Return the listing below unchanged, minus its pictures.

▸ **PROVIDED DATA**:
————

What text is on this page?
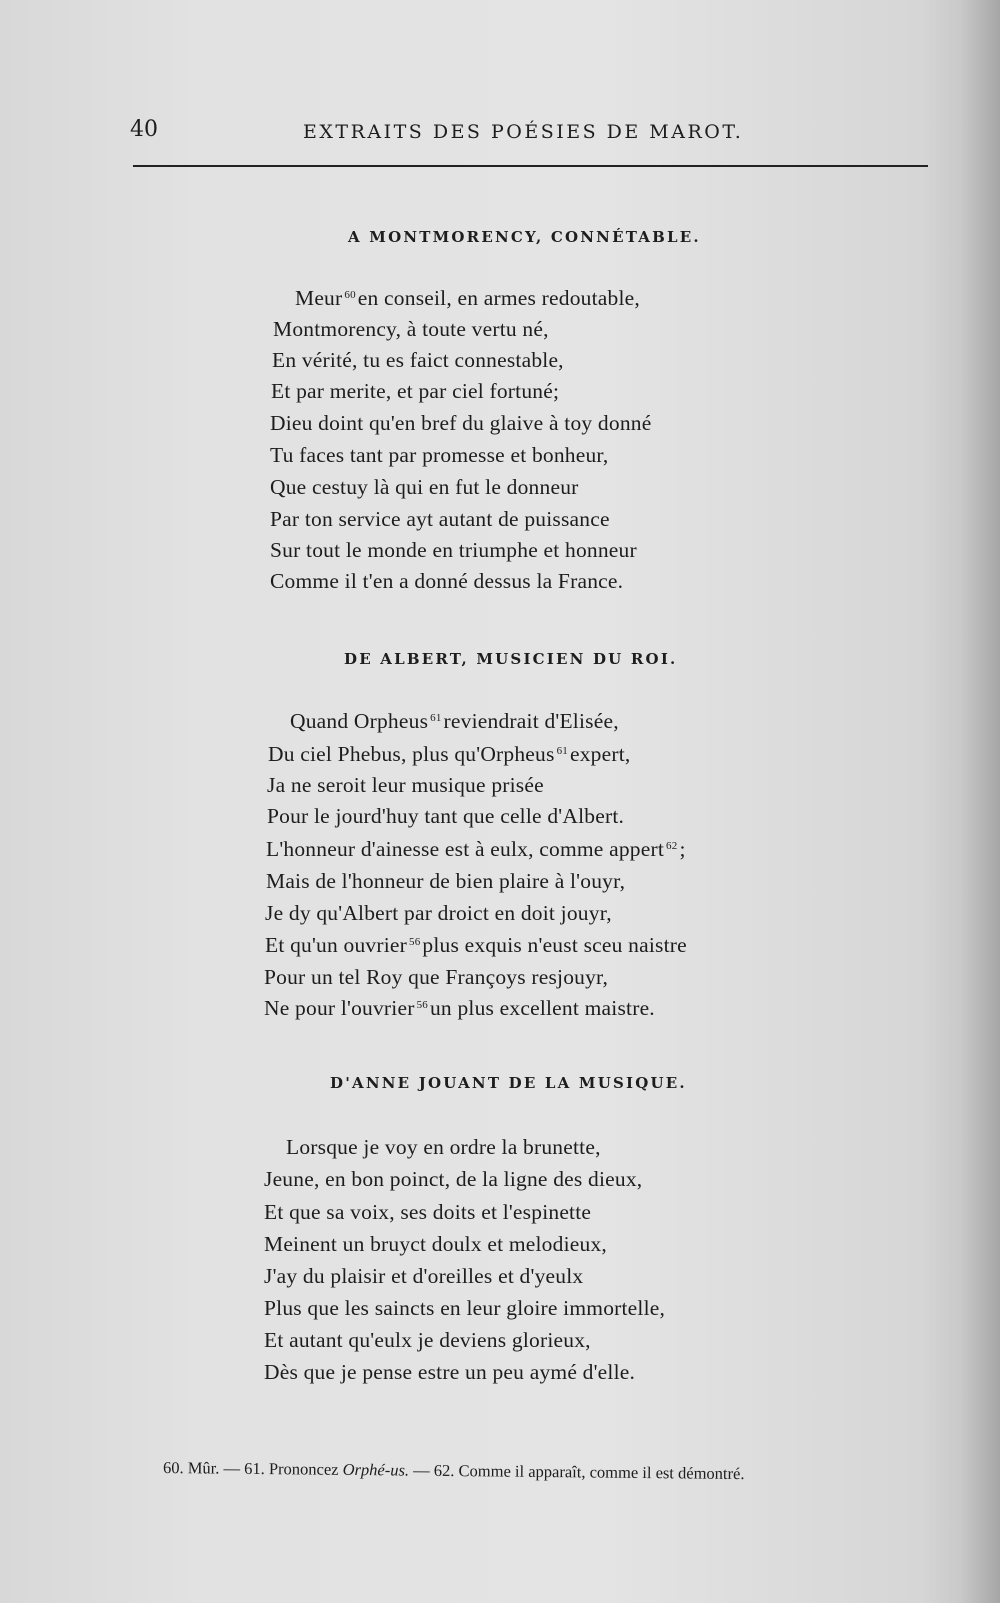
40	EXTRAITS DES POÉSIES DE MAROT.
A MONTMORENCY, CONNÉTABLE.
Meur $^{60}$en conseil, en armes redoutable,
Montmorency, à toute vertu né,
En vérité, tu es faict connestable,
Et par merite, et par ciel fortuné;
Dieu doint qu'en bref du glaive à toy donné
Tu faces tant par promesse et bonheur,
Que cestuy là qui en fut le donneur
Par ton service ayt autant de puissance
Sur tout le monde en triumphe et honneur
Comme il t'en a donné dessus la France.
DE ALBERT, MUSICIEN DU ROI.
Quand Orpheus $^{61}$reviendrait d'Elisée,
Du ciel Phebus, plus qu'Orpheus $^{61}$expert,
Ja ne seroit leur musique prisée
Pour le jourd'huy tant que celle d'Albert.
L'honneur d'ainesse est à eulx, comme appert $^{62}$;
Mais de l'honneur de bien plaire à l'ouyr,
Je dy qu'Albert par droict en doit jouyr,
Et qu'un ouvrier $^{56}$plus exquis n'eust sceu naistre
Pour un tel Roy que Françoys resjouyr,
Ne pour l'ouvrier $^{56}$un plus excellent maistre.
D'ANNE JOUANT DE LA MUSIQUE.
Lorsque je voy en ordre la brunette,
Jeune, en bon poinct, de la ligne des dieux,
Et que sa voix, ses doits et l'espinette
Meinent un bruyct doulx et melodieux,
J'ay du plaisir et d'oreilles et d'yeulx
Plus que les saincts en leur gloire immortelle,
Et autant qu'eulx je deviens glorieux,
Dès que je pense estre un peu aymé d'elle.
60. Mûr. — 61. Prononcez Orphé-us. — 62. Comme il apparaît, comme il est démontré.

————

▸ **WRITTEN SOLUTION**:
What text is on this page?
40	EXTRAITS DES POÉSIES DE MAROT.
A MONTMORENCY, CONNÉTABLE.
Meur $^{60}$en conseil, en armes redoutable,
Montmorency, à toute vertu né,
En vérité, tu es faict connestable,
Et par merite, et par ciel fortuné;
Dieu doint qu'en bref du glaive à toy donné
Tu faces tant par promesse et bonheur,
Que cestuy là qui en fut le donneur
Par ton service ayt autant de puissance
Sur tout le monde en triumphe et honneur
Comme il t'en a donné dessus la France.
DE ALBERT, MUSICIEN DU ROI.
Quand Orpheus $^{61}$reviendrait d'Elisée,
Du ciel Phebus, plus qu'Orpheus $^{61}$expert,
Ja ne seroit leur musique prisée
Pour le jourd'huy tant que celle d'Albert.
L'honneur d'ainesse est à eulx, comme appert $^{62}$;
Mais de l'honneur de bien plaire à l'ouyr,
Je dy qu'Albert par droict en doit jouyr,
Et qu'un ouvrier $^{56}$plus exquis n'eust sceu naistre
Pour un tel Roy que Françoys resjouyr,
Ne pour l'ouvrier $^{56}$un plus excellent maistre.
D'ANNE JOUANT DE LA MUSIQUE.
Lorsque je voy en ordre la brunette,
Jeune, en bon poinct, de la ligne des dieux,
Et que sa voix, ses doits et l'espinette
Meinent un bruyct doulx et melodieux,
J'ay du plaisir et d'oreilles et d'yeulx
Plus que les saincts en leur gloire immortelle,
Et autant qu'eulx je deviens glorieux,
Dès que je pense estre un peu aymé d'elle.
60. Mûr. — 61. Prononcez Orphé-us. — 62. Comme il apparaît, comme il est démontré.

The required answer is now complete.